INSTRUCTIONS FOR THE TASK: Exactly reproduce the lines from the line bearing "Output a JSON" through the end of the listing, inclusive of both; pictures are to be omitted.

[Data entries]
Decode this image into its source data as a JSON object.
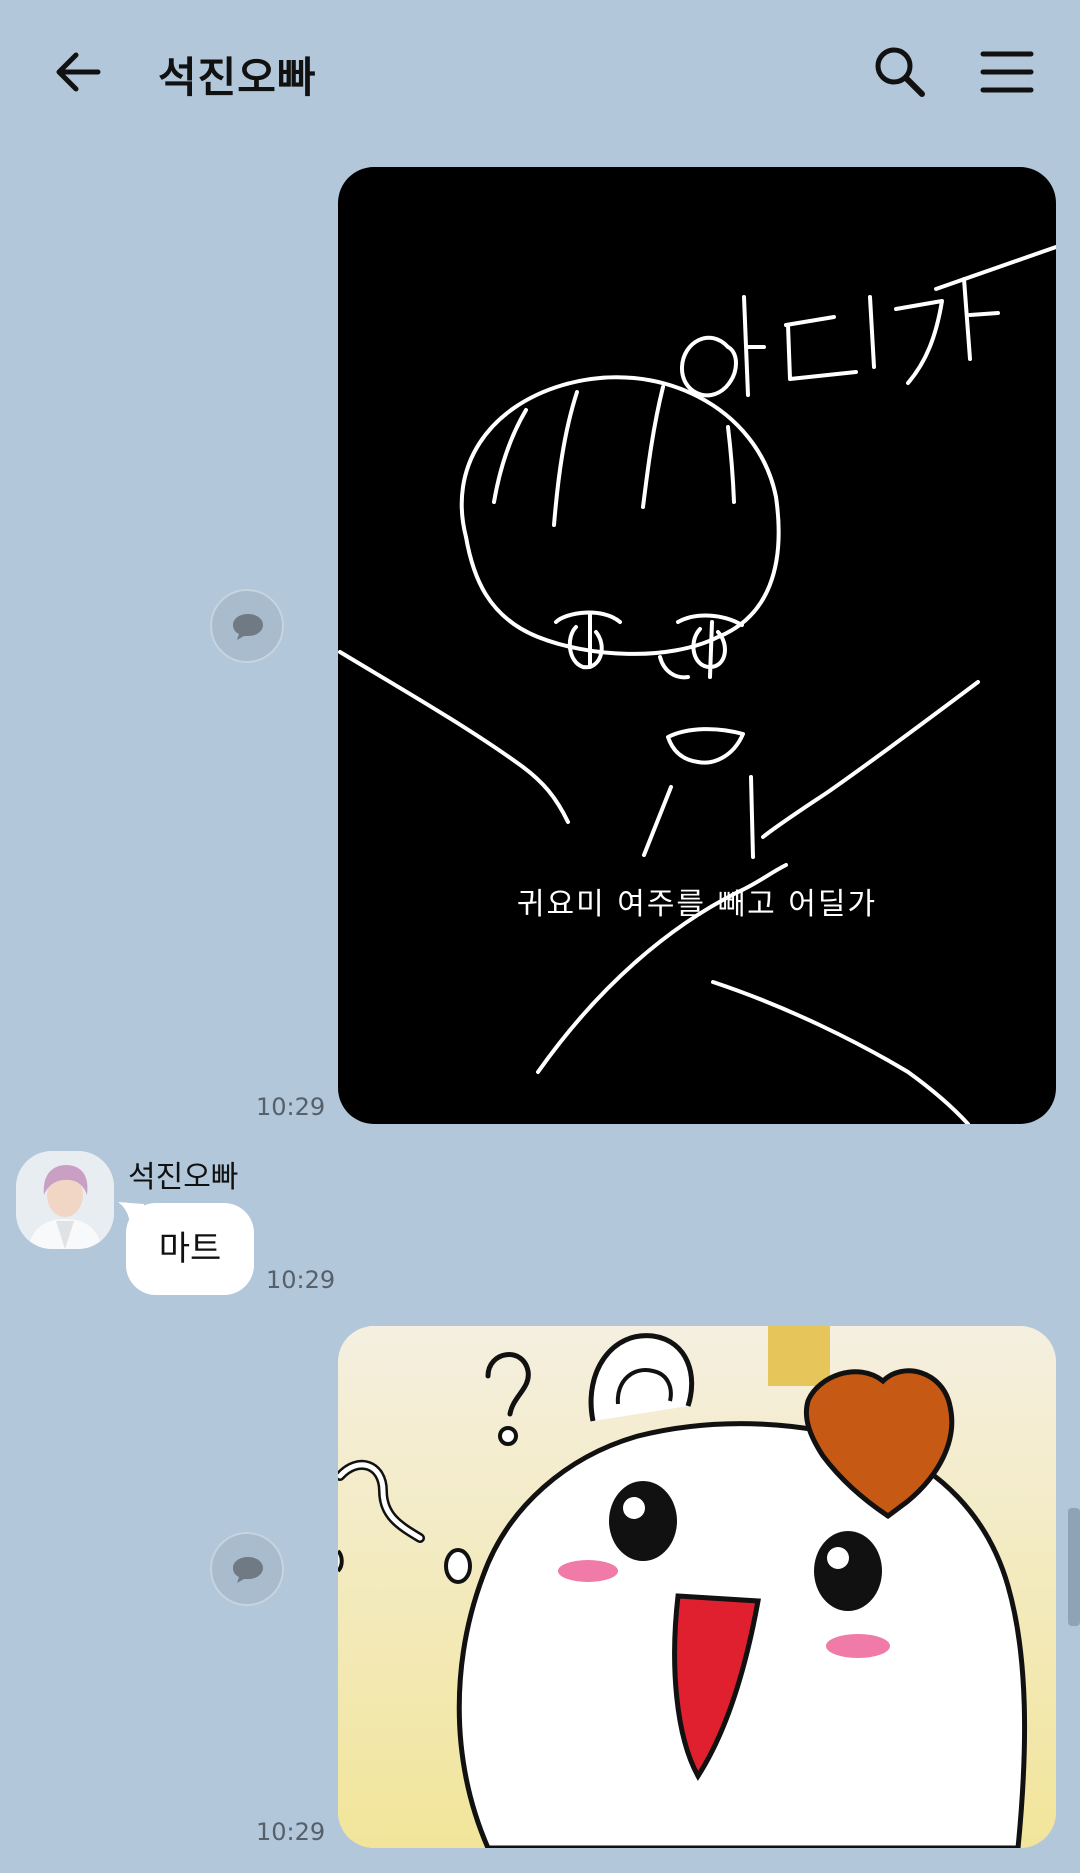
{
  "header": {
    "title": "석진오빠",
    "back_icon": "arrow-left-icon",
    "search_icon": "search-icon",
    "menu_icon": "hamburger-menu-icon"
  },
  "messages": [
    {
      "type": "image",
      "outgoing": true,
      "image_subject": "hand-drawn doodle on black background",
      "image_handwriting": "어디가",
      "image_caption": "귀요미 여주를 빼고 어딜가",
      "time": "10:29"
    },
    {
      "type": "text",
      "outgoing": false,
      "sender": "석진오빠",
      "text": "마트",
      "time": "10:29"
    },
    {
      "type": "image",
      "outgoing": true,
      "image_subject": "cartoon hamster with question marks",
      "time": "10:29"
    }
  ],
  "colors": {
    "background": "#b2c7da",
    "bubble_incoming": "#ffffff"
  }
}
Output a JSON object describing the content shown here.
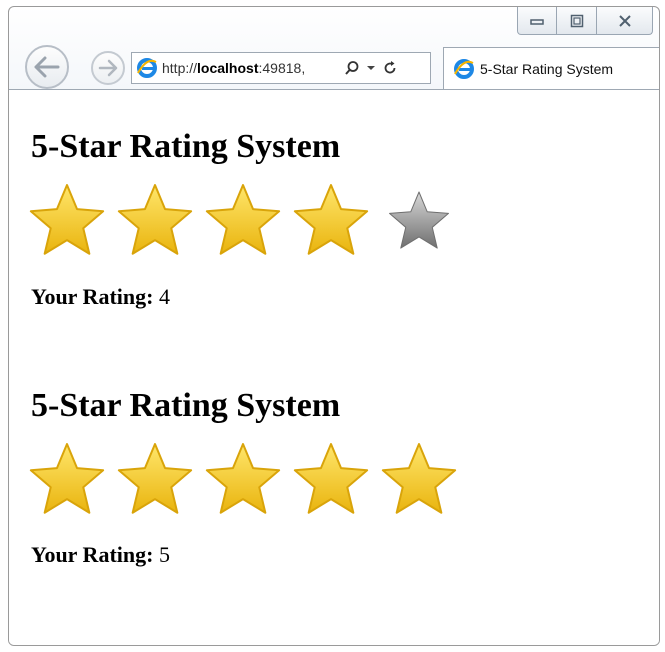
{
  "browser": {
    "address_prefix": "http://",
    "address_host": "localhost",
    "address_suffix": ":49818,",
    "tab_title": "5-Star Rating System"
  },
  "colors": {
    "star_on_top": "#ffe66b",
    "star_on_bottom": "#e9b40e",
    "star_on_stroke": "#d9a40a",
    "star_off_top": "#d8d8d8",
    "star_off_bottom": "#6f6f6f"
  },
  "widgets": [
    {
      "title": "5-Star Rating System",
      "rating_label": "Your Rating:",
      "rating_value": "4",
      "rating": 4,
      "max": 5
    },
    {
      "title": "5-Star Rating System",
      "rating_label": "Your Rating:",
      "rating_value": "5",
      "rating": 5,
      "max": 5
    }
  ]
}
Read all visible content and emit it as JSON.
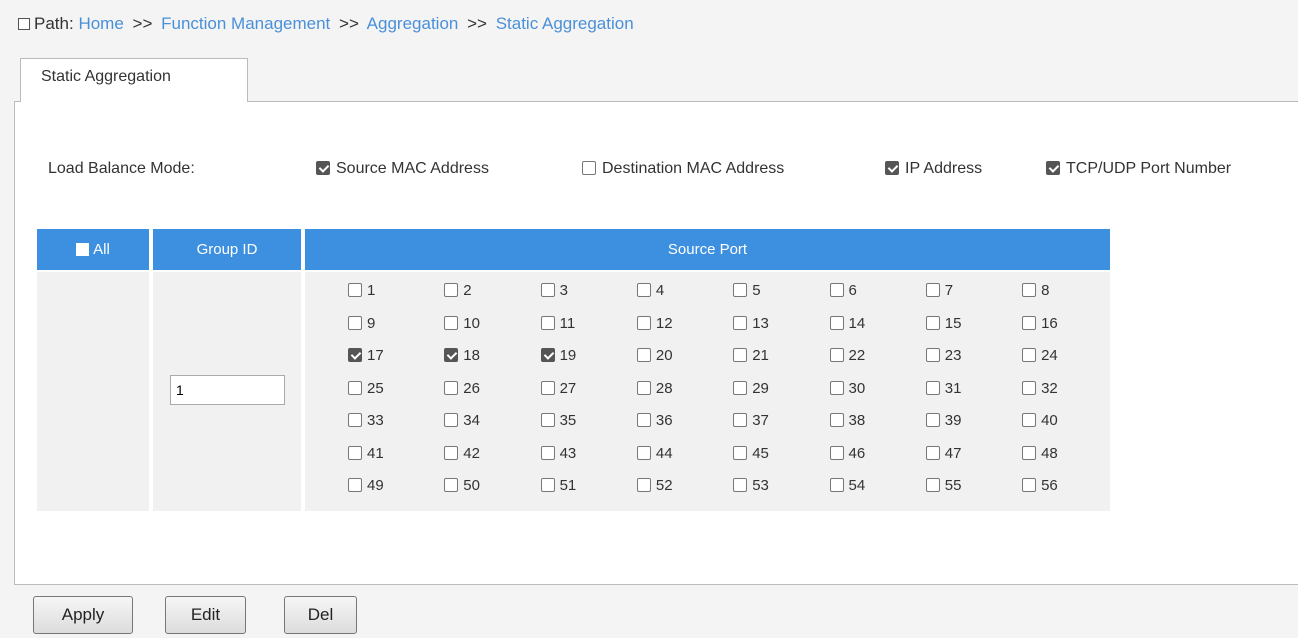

RESULT OF THE TASK:
Output a JSON object describing the content shown here.
{
  "browser": {
    "address_prefix": "http://",
    "address_host": "localhost",
    "address_suffix": ":49818,",
    "tab_title": "5-Star Rating System"
  },
  "colors": {
    "star_on_top": "#ffe66b",
    "star_on_bottom": "#e9b40e",
    "star_on_stroke": "#d9a40a",
    "star_off_top": "#d8d8d8",
    "star_off_bottom": "#6f6f6f"
  },
  "widgets": [
    {
      "title": "5-Star Rating System",
      "rating_label": "Your Rating:",
      "rating_value": "4",
      "rating": 4,
      "max": 5
    },
    {
      "title": "5-Star Rating System",
      "rating_label": "Your Rating:",
      "rating_value": "5",
      "rating": 5,
      "max": 5
    }
  ]
}
Read all visible content and emit it as JSON.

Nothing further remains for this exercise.